* _Exercise requirements_
Copy out every line of the material below word for word, leaving out the pictures.
============================================================
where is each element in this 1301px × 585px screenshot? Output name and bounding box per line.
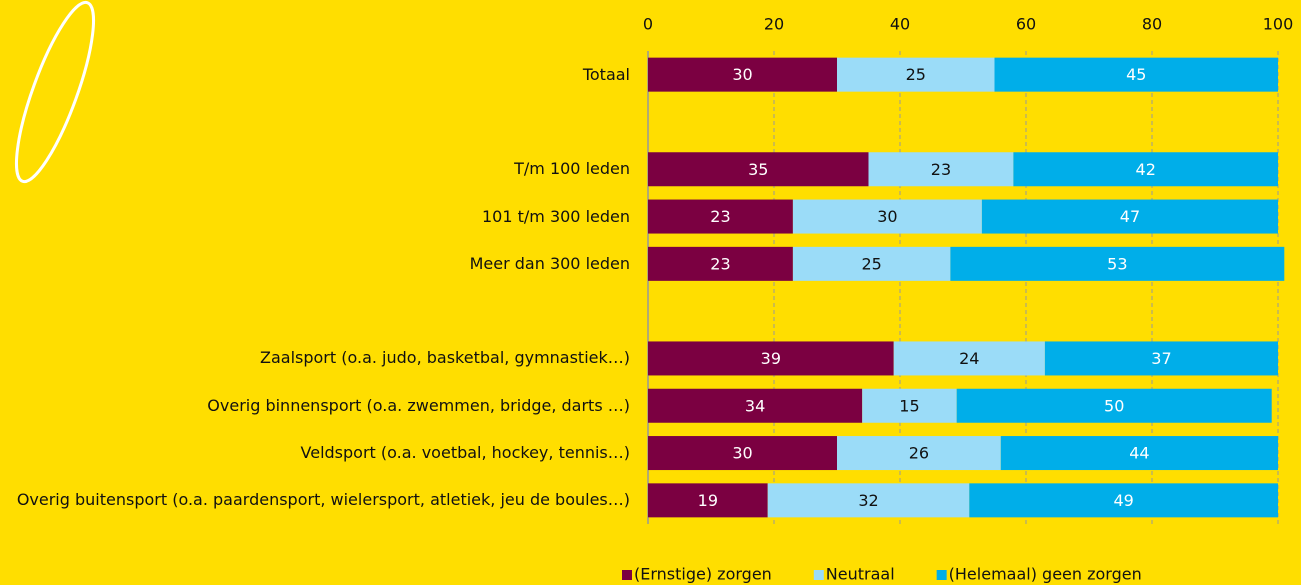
value-label: 30 xyxy=(732,444,752,463)
x-tick-label: 100 xyxy=(1263,15,1294,34)
legend-label: Neutraal xyxy=(826,565,895,584)
y-tick-label: Meer dan 300 leden xyxy=(4,254,630,274)
value-label: 24 xyxy=(959,349,979,368)
value-label: 35 xyxy=(748,160,768,179)
value-label: 23 xyxy=(710,254,730,273)
y-tick-label: Overig buitensport (o.a. paardensport, w… xyxy=(4,490,630,510)
value-label: 42 xyxy=(1136,160,1156,179)
value-label: 23 xyxy=(710,207,730,226)
value-label: 19 xyxy=(698,491,718,510)
x-tick-label: 40 xyxy=(890,15,910,34)
value-label: 30 xyxy=(732,65,752,84)
y-tick-label: 101 t/m 300 leden xyxy=(4,207,630,227)
value-label: 25 xyxy=(906,65,926,84)
value-label: 44 xyxy=(1129,444,1149,463)
value-label: 15 xyxy=(899,396,919,415)
legend-swatch xyxy=(814,570,824,580)
x-tick-label: 0 xyxy=(643,15,653,34)
value-label: 32 xyxy=(858,491,878,510)
value-label: 47 xyxy=(1120,207,1140,226)
value-label: 23 xyxy=(931,160,951,179)
value-label: 45 xyxy=(1126,65,1146,84)
y-tick-label: Zaalsport (o.a. judo, basketbal, gymnast… xyxy=(4,348,630,368)
value-label: 39 xyxy=(761,349,781,368)
x-tick-label: 60 xyxy=(1016,15,1036,34)
x-tick-label: 80 xyxy=(1142,15,1162,34)
legend-label: (Helemaal) geen zorgen xyxy=(949,565,1142,584)
y-tick-label: Veldsport (o.a. voetbal, hockey, tennis…… xyxy=(4,443,630,463)
value-label: 49 xyxy=(1113,491,1133,510)
legend-swatch xyxy=(622,570,632,580)
value-label: 26 xyxy=(909,444,929,463)
y-tick-label: Overig binnensport (o.a. zwemmen, bridge… xyxy=(4,396,630,416)
value-label: 25 xyxy=(861,254,881,273)
value-label: 37 xyxy=(1151,349,1171,368)
value-label: 53 xyxy=(1107,254,1127,273)
legend-swatch xyxy=(937,570,947,580)
value-label: 50 xyxy=(1104,396,1124,415)
y-tick-label: T/m 100 leden xyxy=(4,159,630,179)
value-label: 34 xyxy=(745,396,765,415)
chart: 0 20 40 60 80 100 30 25 45 35 23 42 23 30 47 23 25 53 39 24… xyxy=(0,0,1301,585)
y-tick-label: Totaal xyxy=(4,65,630,85)
value-label: 30 xyxy=(877,207,897,226)
x-tick-label: 20 xyxy=(764,15,784,34)
legend-label: (Ernstige) zorgen xyxy=(634,565,772,584)
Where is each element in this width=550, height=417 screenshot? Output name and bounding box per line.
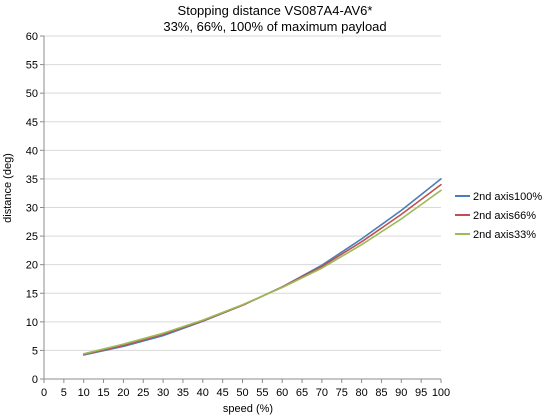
x-tick-label: 5: [61, 387, 67, 399]
legend: 2nd axis100% 2nd axis66% 2nd axis33%: [455, 191, 542, 241]
x-tick-label: 80: [355, 387, 367, 399]
y-tick-label: 50: [26, 88, 38, 100]
y-tick-label: 55: [26, 60, 38, 72]
y-tick-label: 25: [26, 231, 38, 243]
legend-label: 2nd axis66%: [473, 210, 536, 222]
x-tick-label: 10: [78, 387, 90, 399]
legend-label: 2nd axis100%: [473, 191, 542, 203]
x-tick-label: 35: [177, 387, 189, 399]
x-tick-label: 30: [157, 387, 169, 399]
y-tick-label: 0: [32, 374, 38, 386]
gridlines: [44, 35, 441, 351]
series-line: [82, 178, 442, 356]
chart-title: Stopping distance VS087A4-AV6*: [177, 3, 373, 18]
x-tick-label: 40: [197, 387, 209, 399]
x-tick-label: 0: [41, 387, 47, 399]
chart-subtitle: 33%, 66%, 100% of maximum payload: [163, 19, 387, 34]
y-tick-label: 10: [26, 317, 38, 329]
legend-label: 2nd axis33%: [473, 229, 536, 241]
x-tick-label: 55: [256, 387, 268, 399]
y-tick-label: 20: [26, 260, 38, 272]
series-line: [82, 189, 442, 355]
x-tick-label: 95: [415, 387, 427, 399]
x-tick-label: 60: [276, 387, 288, 399]
y-tick-label: 40: [26, 145, 38, 157]
series-line: [82, 183, 442, 356]
y-tick-label: 60: [26, 31, 38, 43]
y-tick-label: 45: [26, 117, 38, 129]
x-tick-label: 70: [316, 387, 328, 399]
axes: [40, 35, 442, 383]
x-tick-label: 100: [432, 387, 450, 399]
x-axis-label: speed (%): [223, 403, 273, 415]
x-tick-label: 25: [137, 387, 149, 399]
x-tick-label: 90: [395, 387, 407, 399]
x-tick-label: 50: [236, 387, 248, 399]
x-tick-label: 15: [97, 387, 109, 399]
x-tick-label: 65: [296, 387, 308, 399]
x-tick-label: 20: [117, 387, 129, 399]
series-lines: [82, 178, 442, 356]
x-tick-label: 85: [375, 387, 387, 399]
y-axis-label: distance (deg): [2, 153, 14, 223]
y-tick-label: 15: [26, 288, 38, 300]
y-tick-label: 30: [26, 203, 38, 215]
tick-labels: 0 5 10 15 20 25 30 35 40 45 50 55 60 0 5 10 15 20 25 30 35 40…: [26, 31, 450, 399]
x-tick-label: 45: [217, 387, 229, 399]
y-tick-label: 5: [32, 345, 38, 357]
x-tick-label: 75: [336, 387, 348, 399]
y-tick-label: 35: [26, 174, 38, 186]
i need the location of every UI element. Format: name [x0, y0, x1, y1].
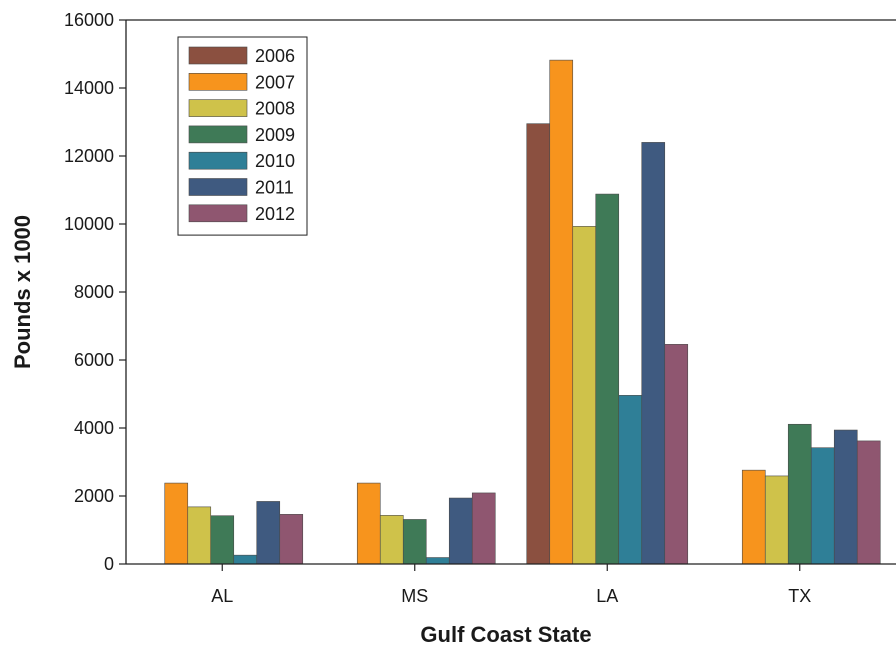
============================================================
* _The response_
where is each element in this 1301px × 585px screenshot? Output name and bounding box per line.
value-label: 30 xyxy=(732,444,752,463)
x-tick-label: 100 xyxy=(1263,15,1294,34)
legend-label: Neutraal xyxy=(826,565,895,584)
y-tick-label: Meer dan 300 leden xyxy=(4,254,630,274)
value-label: 24 xyxy=(959,349,979,368)
value-label: 35 xyxy=(748,160,768,179)
value-label: 23 xyxy=(710,254,730,273)
y-tick-label: Overig buitensport (o.a. paardensport, w… xyxy=(4,490,630,510)
value-label: 42 xyxy=(1136,160,1156,179)
value-label: 23 xyxy=(710,207,730,226)
value-label: 19 xyxy=(698,491,718,510)
x-tick-label: 40 xyxy=(890,15,910,34)
value-label: 30 xyxy=(732,65,752,84)
y-tick-label: 101 t/m 300 leden xyxy=(4,207,630,227)
value-label: 25 xyxy=(906,65,926,84)
value-label: 44 xyxy=(1129,444,1149,463)
value-label: 15 xyxy=(899,396,919,415)
legend-swatch xyxy=(814,570,824,580)
x-tick-label: 0 xyxy=(643,15,653,34)
value-label: 32 xyxy=(858,491,878,510)
value-label: 47 xyxy=(1120,207,1140,226)
value-label: 23 xyxy=(931,160,951,179)
value-label: 45 xyxy=(1126,65,1146,84)
y-tick-label: Zaalsport (o.a. judo, basketbal, gymnast… xyxy=(4,348,630,368)
value-label: 39 xyxy=(761,349,781,368)
x-tick-label: 60 xyxy=(1016,15,1036,34)
x-tick-label: 80 xyxy=(1142,15,1162,34)
legend-label: (Helemaal) geen zorgen xyxy=(949,565,1142,584)
y-tick-label: Veldsport (o.a. voetbal, hockey, tennis…… xyxy=(4,443,630,463)
value-label: 49 xyxy=(1113,491,1133,510)
legend-swatch xyxy=(622,570,632,580)
value-label: 26 xyxy=(909,444,929,463)
y-tick-label: Overig binnensport (o.a. zwemmen, bridge… xyxy=(4,396,630,416)
value-label: 25 xyxy=(861,254,881,273)
value-label: 37 xyxy=(1151,349,1171,368)
value-label: 53 xyxy=(1107,254,1127,273)
legend-swatch xyxy=(937,570,947,580)
value-label: 50 xyxy=(1104,396,1124,415)
y-tick-label: T/m 100 leden xyxy=(4,159,630,179)
value-label: 34 xyxy=(745,396,765,415)
chart: 0 20 40 60 80 100 30 25 45 35 23 42 23 30 47 23 25 53 39 24… xyxy=(0,0,1301,585)
y-tick-label: Totaal xyxy=(4,65,630,85)
value-label: 30 xyxy=(877,207,897,226)
x-tick-label: 20 xyxy=(764,15,784,34)
legend-label: (Ernstige) zorgen xyxy=(634,565,772,584)
Where is each element in this width=550, height=417 screenshot? Output name and bounding box per line.
x-tick-label: 5: [61, 387, 67, 399]
legend: 2nd axis100% 2nd axis66% 2nd axis33%: [455, 191, 542, 241]
x-tick-label: 80: [355, 387, 367, 399]
y-tick-label: 50: [26, 88, 38, 100]
y-tick-label: 55: [26, 60, 38, 72]
y-tick-label: 25: [26, 231, 38, 243]
legend-label: 2nd axis66%: [473, 210, 536, 222]
x-tick-label: 10: [78, 387, 90, 399]
legend-label: 2nd axis100%: [473, 191, 542, 203]
x-tick-label: 35: [177, 387, 189, 399]
x-tick-label: 30: [157, 387, 169, 399]
y-tick-label: 0: [32, 374, 38, 386]
gridlines: [44, 35, 441, 351]
series-line: [82, 178, 442, 356]
chart-title: Stopping distance VS087A4-AV6*: [177, 3, 373, 18]
x-tick-label: 40: [197, 387, 209, 399]
x-tick-label: 0: [41, 387, 47, 399]
chart-subtitle: 33%, 66%, 100% of maximum payload: [163, 19, 387, 34]
y-tick-label: 10: [26, 317, 38, 329]
legend-label: 2nd axis33%: [473, 229, 536, 241]
x-tick-label: 55: [256, 387, 268, 399]
y-tick-label: 20: [26, 260, 38, 272]
series-line: [82, 189, 442, 355]
x-tick-label: 95: [415, 387, 427, 399]
x-tick-label: 60: [276, 387, 288, 399]
y-tick-label: 40: [26, 145, 38, 157]
series-line: [82, 183, 442, 356]
y-tick-label: 60: [26, 31, 38, 43]
y-tick-label: 45: [26, 117, 38, 129]
x-tick-label: 70: [316, 387, 328, 399]
axes: [40, 35, 442, 383]
x-tick-label: 100: [432, 387, 450, 399]
x-axis-label: speed (%): [223, 403, 273, 415]
x-tick-label: 25: [137, 387, 149, 399]
x-tick-label: 90: [395, 387, 407, 399]
x-tick-label: 50: [236, 387, 248, 399]
x-tick-label: 15: [97, 387, 109, 399]
x-tick-label: 65: [296, 387, 308, 399]
x-tick-label: 20: [117, 387, 129, 399]
series-lines: [82, 178, 442, 356]
x-tick-label: 85: [375, 387, 387, 399]
y-axis-label: distance (deg): [2, 153, 14, 223]
y-tick-label: 15: [26, 288, 38, 300]
y-tick-label: 30: [26, 203, 38, 215]
tick-labels: 0 5 10 15 20 25 30 35 40 45 50 55 60 0 5 10 15 20 25 30 35 40…: [26, 31, 450, 399]
x-tick-label: 45: [217, 387, 229, 399]
y-tick-label: 5: [32, 345, 38, 357]
x-tick-label: 75: [336, 387, 348, 399]
y-tick-label: 35: [26, 174, 38, 186]
i need the location of every UI element. Format: name [x0, y0, x1, y1].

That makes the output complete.